● **Data for the task**:
========================

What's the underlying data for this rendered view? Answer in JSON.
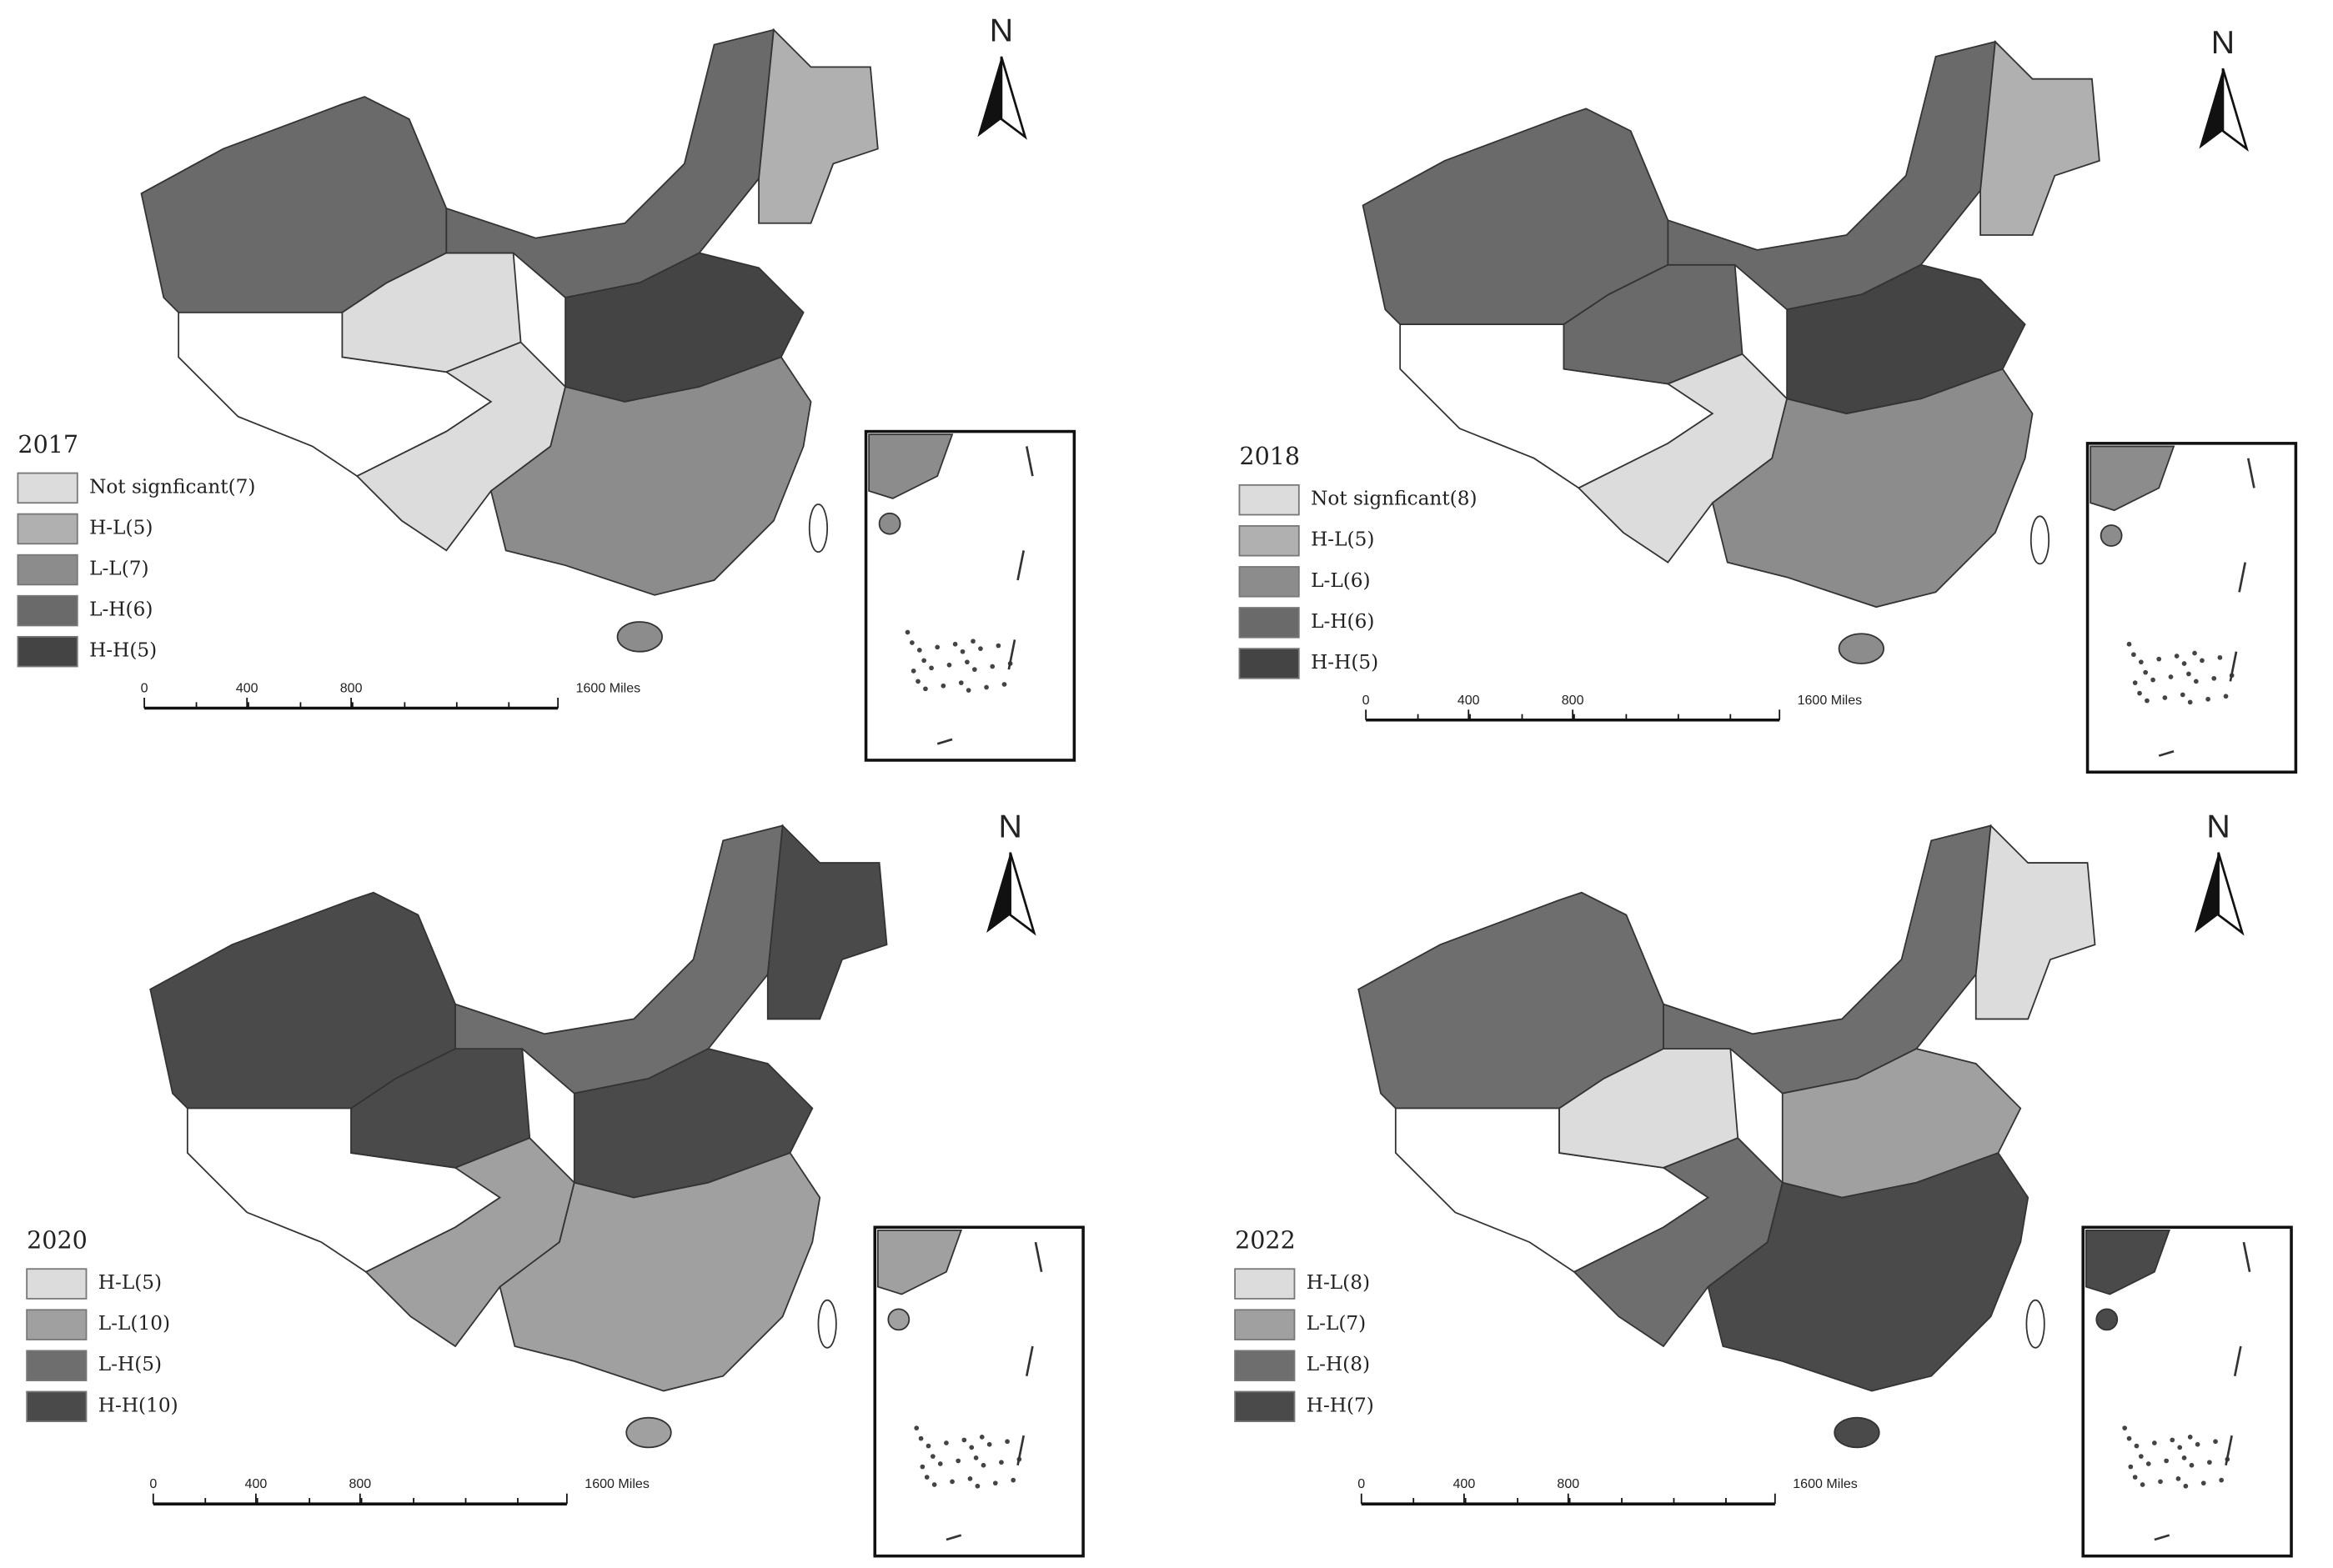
{
  "panels": [
    {
      "year": "2017",
      "north": "N",
      "scale": [
        "0",
        "400",
        "800",
        "1600 Miles"
      ],
      "legend": [
        {
          "label": "Not signficant(7)",
          "color": "#dcdcdc"
        },
        {
          "label": "H-L(5)",
          "color": "#b0b0b0"
        },
        {
          "label": "L-L(7)",
          "color": "#8c8c8c"
        },
        {
          "label": "L-H(6)",
          "color": "#6a6a6a"
        },
        {
          "label": "H-H(5)",
          "color": "#444444"
        }
      ]
    },
    {
      "year": "2018",
      "north": "N",
      "scale": [
        "0",
        "400",
        "800",
        "1600 Miles"
      ],
      "legend": [
        {
          "label": "Not signficant(8)",
          "color": "#dcdcdc"
        },
        {
          "label": "H-L(5)",
          "color": "#b0b0b0"
        },
        {
          "label": "L-L(6)",
          "color": "#8c8c8c"
        },
        {
          "label": "L-H(6)",
          "color": "#6a6a6a"
        },
        {
          "label": "H-H(5)",
          "color": "#444444"
        }
      ]
    },
    {
      "year": "2020",
      "north": "N",
      "scale": [
        "0",
        "400",
        "800",
        "1600 Miles"
      ],
      "legend": [
        {
          "label": "H-L(5)",
          "color": "#dcdcdc"
        },
        {
          "label": "L-L(10)",
          "color": "#a0a0a0"
        },
        {
          "label": "L-H(5)",
          "color": "#6e6e6e"
        },
        {
          "label": "H-H(10)",
          "color": "#4a4a4a"
        }
      ]
    },
    {
      "year": "2022",
      "north": "N",
      "scale": [
        "0",
        "400",
        "800",
        "1600 Miles"
      ],
      "legend": [
        {
          "label": "H-L(8)",
          "color": "#dcdcdc"
        },
        {
          "label": "L-L(7)",
          "color": "#a0a0a0"
        },
        {
          "label": "L-H(8)",
          "color": "#6e6e6e"
        },
        {
          "label": "H-H(7)",
          "color": "#4a4a4a"
        }
      ]
    }
  ]
}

========================

● **Request**:
Set every line down exactly as written, leaving each picture out.

● **Answer for the task**:
What's the underlying data for this rendered view? Answer in JSON.
{
  "panels": [
    {
      "year": "2017",
      "north": "N",
      "scale": [
        "0",
        "400",
        "800",
        "1600 Miles"
      ],
      "legend": [
        {
          "label": "Not signficant(7)",
          "color": "#dcdcdc"
        },
        {
          "label": "H-L(5)",
          "color": "#b0b0b0"
        },
        {
          "label": "L-L(7)",
          "color": "#8c8c8c"
        },
        {
          "label": "L-H(6)",
          "color": "#6a6a6a"
        },
        {
          "label": "H-H(5)",
          "color": "#444444"
        }
      ]
    },
    {
      "year": "2018",
      "north": "N",
      "scale": [
        "0",
        "400",
        "800",
        "1600 Miles"
      ],
      "legend": [
        {
          "label": "Not signficant(8)",
          "color": "#dcdcdc"
        },
        {
          "label": "H-L(5)",
          "color": "#b0b0b0"
        },
        {
          "label": "L-L(6)",
          "color": "#8c8c8c"
        },
        {
          "label": "L-H(6)",
          "color": "#6a6a6a"
        },
        {
          "label": "H-H(5)",
          "color": "#444444"
        }
      ]
    },
    {
      "year": "2020",
      "north": "N",
      "scale": [
        "0",
        "400",
        "800",
        "1600 Miles"
      ],
      "legend": [
        {
          "label": "H-L(5)",
          "color": "#dcdcdc"
        },
        {
          "label": "L-L(10)",
          "color": "#a0a0a0"
        },
        {
          "label": "L-H(5)",
          "color": "#6e6e6e"
        },
        {
          "label": "H-H(10)",
          "color": "#4a4a4a"
        }
      ]
    },
    {
      "year": "2022",
      "north": "N",
      "scale": [
        "0",
        "400",
        "800",
        "1600 Miles"
      ],
      "legend": [
        {
          "label": "H-L(8)",
          "color": "#dcdcdc"
        },
        {
          "label": "L-L(7)",
          "color": "#a0a0a0"
        },
        {
          "label": "L-H(8)",
          "color": "#6e6e6e"
        },
        {
          "label": "H-H(7)",
          "color": "#4a4a4a"
        }
      ]
    }
  ]
}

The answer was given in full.